— BEGIN —

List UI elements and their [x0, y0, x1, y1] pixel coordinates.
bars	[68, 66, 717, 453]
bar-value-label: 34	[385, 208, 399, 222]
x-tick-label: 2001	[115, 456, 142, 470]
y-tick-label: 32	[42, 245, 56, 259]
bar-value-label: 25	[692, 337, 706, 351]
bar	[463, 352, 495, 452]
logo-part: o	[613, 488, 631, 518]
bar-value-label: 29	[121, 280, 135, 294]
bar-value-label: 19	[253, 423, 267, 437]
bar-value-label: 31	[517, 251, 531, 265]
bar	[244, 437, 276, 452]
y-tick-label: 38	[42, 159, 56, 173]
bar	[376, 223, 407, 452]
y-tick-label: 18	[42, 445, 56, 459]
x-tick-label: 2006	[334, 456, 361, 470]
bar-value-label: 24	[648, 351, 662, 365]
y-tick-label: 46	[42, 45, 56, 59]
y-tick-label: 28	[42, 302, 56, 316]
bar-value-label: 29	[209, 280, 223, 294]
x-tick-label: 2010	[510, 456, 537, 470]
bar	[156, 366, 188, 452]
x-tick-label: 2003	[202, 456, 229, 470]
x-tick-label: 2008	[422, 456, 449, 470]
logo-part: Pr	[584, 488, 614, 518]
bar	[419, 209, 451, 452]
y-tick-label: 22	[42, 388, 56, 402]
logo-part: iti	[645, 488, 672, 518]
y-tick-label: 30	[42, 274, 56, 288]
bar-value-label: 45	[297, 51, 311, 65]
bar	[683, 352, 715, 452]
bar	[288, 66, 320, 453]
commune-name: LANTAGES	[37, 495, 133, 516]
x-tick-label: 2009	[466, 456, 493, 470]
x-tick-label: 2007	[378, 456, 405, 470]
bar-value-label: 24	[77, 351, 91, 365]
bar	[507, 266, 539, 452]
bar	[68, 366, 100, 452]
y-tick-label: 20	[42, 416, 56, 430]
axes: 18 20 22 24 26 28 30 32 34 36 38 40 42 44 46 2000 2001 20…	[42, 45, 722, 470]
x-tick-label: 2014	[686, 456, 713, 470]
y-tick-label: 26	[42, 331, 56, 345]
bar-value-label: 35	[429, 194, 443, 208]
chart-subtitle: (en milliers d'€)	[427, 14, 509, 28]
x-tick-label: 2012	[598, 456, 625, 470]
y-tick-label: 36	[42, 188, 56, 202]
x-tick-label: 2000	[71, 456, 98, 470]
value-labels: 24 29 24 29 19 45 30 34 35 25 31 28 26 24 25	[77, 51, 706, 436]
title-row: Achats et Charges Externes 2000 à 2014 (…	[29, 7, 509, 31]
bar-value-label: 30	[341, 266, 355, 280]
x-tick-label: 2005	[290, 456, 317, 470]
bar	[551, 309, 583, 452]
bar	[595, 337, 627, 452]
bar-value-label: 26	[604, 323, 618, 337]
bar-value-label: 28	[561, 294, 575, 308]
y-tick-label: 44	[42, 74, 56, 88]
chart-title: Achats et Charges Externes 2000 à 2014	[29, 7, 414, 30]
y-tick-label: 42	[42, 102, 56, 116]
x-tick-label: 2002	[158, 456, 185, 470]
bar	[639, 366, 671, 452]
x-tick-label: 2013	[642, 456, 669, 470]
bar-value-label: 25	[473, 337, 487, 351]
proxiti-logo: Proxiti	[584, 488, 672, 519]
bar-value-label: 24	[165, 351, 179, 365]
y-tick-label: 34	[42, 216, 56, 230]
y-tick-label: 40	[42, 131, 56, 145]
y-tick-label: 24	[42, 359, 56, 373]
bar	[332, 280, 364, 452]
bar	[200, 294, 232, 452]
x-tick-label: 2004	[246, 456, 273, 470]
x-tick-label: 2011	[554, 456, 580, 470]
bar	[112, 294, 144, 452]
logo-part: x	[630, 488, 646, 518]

— END —

Exercise aim
Rewrite the lines from the first one up to and including the line containing "title-row: Achats et", replacing each "x-tick-label" with "year-tick-label" and leaving everything else unchanged.

Exercise response
List UI elements and their [x0, y0, x1, y1] pixel coordinates.
bars	[68, 66, 717, 453]
bar-value-label: 34	[385, 208, 399, 222]
year-tick-label: 2001	[115, 456, 142, 470]
y-tick-label: 32	[42, 245, 56, 259]
bar-value-label: 25	[692, 337, 706, 351]
bar	[463, 352, 495, 452]
logo-part: o	[613, 488, 631, 518]
bar-value-label: 29	[121, 280, 135, 294]
bar-value-label: 19	[253, 423, 267, 437]
bar-value-label: 31	[517, 251, 531, 265]
bar	[244, 437, 276, 452]
y-tick-label: 38	[42, 159, 56, 173]
bar	[376, 223, 407, 452]
y-tick-label: 18	[42, 445, 56, 459]
year-tick-label: 2006	[334, 456, 361, 470]
bar-value-label: 24	[648, 351, 662, 365]
y-tick-label: 46	[42, 45, 56, 59]
y-tick-label: 28	[42, 302, 56, 316]
bar-value-label: 29	[209, 280, 223, 294]
year-tick-label: 2010	[510, 456, 537, 470]
bar	[156, 366, 188, 452]
year-tick-label: 2003	[202, 456, 229, 470]
year-tick-label: 2008	[422, 456, 449, 470]
logo-part: Pr	[584, 488, 614, 518]
bar	[419, 209, 451, 452]
y-tick-label: 22	[42, 388, 56, 402]
logo-part: iti	[645, 488, 672, 518]
y-tick-label: 30	[42, 274, 56, 288]
bar-value-label: 45	[297, 51, 311, 65]
bar	[683, 352, 715, 452]
bar	[288, 66, 320, 453]
commune-name: LANTAGES	[37, 495, 133, 516]
year-tick-label: 2009	[466, 456, 493, 470]
year-tick-label: 2007	[378, 456, 405, 470]
bar-value-label: 24	[77, 351, 91, 365]
bar	[507, 266, 539, 452]
bar	[68, 366, 100, 452]
y-tick-label: 20	[42, 416, 56, 430]
axes: 18 20 22 24 26 28 30 32 34 36 38 40 42 44 46 2000 2001 20…	[42, 45, 722, 470]
year-tick-label: 2014	[686, 456, 713, 470]
y-tick-label: 26	[42, 331, 56, 345]
bar-value-label: 35	[429, 194, 443, 208]
chart-subtitle: (en milliers d'€)	[427, 14, 509, 28]
year-tick-label: 2012	[598, 456, 625, 470]
y-tick-label: 36	[42, 188, 56, 202]
year-tick-label: 2000	[71, 456, 98, 470]
value-labels: 24 29 24 29 19 45 30 34 35 25 31 28 26 24 25	[77, 51, 706, 436]
title-row: Achats et Charges Externes 2000 à 2014 (…	[29, 7, 509, 31]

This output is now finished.